━━ RECORDED DATA ━━
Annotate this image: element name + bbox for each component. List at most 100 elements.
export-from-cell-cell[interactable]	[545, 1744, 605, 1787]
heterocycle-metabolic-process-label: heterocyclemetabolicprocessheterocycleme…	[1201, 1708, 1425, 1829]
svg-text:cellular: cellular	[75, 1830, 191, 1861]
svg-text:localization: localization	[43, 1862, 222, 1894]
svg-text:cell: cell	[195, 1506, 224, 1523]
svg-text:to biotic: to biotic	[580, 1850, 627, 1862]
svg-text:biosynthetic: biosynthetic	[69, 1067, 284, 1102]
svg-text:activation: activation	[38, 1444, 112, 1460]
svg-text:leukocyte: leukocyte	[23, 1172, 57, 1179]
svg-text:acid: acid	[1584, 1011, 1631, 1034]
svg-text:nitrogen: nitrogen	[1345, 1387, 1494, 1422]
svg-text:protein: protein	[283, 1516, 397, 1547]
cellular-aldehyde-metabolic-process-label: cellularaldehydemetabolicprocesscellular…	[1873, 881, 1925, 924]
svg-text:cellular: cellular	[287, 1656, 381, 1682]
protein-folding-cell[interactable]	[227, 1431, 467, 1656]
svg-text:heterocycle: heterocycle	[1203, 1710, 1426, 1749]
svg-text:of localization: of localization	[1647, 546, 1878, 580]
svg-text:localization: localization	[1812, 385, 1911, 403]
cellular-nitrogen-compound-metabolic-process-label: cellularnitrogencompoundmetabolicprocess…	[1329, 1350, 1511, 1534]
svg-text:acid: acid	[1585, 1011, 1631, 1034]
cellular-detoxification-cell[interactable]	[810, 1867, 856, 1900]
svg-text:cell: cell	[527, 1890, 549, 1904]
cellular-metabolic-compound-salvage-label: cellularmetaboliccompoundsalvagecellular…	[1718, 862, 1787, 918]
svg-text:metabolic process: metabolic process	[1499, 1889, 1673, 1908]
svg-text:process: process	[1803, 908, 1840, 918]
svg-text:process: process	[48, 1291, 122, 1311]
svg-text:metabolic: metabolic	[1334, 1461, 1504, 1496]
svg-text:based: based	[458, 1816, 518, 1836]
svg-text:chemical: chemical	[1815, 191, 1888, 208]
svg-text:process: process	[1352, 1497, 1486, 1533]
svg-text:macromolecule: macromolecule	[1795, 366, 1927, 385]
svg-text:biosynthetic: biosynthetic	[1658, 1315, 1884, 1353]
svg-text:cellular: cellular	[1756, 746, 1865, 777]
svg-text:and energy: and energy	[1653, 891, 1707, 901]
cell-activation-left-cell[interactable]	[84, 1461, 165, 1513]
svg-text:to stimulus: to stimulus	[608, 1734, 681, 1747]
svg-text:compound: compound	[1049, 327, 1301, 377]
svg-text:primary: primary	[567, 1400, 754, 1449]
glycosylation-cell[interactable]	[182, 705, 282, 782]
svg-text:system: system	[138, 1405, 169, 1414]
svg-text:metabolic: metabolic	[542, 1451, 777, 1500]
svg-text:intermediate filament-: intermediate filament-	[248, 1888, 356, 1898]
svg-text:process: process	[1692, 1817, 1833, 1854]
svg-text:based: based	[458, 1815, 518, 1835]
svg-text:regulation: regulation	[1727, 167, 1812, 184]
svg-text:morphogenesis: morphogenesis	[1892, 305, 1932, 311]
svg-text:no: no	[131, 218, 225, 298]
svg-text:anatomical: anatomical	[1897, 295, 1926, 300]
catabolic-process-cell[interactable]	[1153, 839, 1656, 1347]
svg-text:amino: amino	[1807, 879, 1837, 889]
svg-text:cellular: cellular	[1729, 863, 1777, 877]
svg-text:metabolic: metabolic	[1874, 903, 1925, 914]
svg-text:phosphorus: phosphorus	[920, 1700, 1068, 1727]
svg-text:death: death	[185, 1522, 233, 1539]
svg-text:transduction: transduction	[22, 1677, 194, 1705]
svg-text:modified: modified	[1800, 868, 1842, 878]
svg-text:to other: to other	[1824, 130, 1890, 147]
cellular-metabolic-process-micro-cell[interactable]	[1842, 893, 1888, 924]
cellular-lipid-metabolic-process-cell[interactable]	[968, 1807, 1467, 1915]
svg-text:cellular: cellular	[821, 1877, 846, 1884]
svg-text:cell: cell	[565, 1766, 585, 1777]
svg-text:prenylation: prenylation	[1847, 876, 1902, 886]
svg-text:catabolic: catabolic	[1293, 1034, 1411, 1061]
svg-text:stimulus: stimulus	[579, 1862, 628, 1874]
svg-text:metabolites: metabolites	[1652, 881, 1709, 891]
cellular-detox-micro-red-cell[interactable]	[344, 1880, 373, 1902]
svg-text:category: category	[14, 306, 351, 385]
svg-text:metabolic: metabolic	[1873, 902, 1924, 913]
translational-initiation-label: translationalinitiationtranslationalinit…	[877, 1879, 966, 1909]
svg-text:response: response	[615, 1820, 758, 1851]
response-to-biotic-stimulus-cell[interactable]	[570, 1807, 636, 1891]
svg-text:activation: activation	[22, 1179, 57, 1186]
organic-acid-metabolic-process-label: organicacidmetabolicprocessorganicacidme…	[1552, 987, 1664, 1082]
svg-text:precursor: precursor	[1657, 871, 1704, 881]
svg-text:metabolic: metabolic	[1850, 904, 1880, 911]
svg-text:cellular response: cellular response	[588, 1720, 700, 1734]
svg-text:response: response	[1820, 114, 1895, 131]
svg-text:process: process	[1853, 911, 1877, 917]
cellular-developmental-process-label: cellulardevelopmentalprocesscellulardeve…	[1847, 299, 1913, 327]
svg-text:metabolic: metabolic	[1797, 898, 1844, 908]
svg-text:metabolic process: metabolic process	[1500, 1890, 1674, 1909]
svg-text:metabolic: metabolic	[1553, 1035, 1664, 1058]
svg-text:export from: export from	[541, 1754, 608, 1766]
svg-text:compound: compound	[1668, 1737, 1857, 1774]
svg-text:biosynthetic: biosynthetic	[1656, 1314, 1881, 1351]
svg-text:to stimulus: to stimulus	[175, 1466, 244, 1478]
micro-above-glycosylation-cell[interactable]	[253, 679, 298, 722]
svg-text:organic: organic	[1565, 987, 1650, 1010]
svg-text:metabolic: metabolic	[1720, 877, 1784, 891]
━━━
■ AIM OF THE TASK ■
Report only how many lines in the entries above contain the string "from".

■ ANSWER SECTION ■
2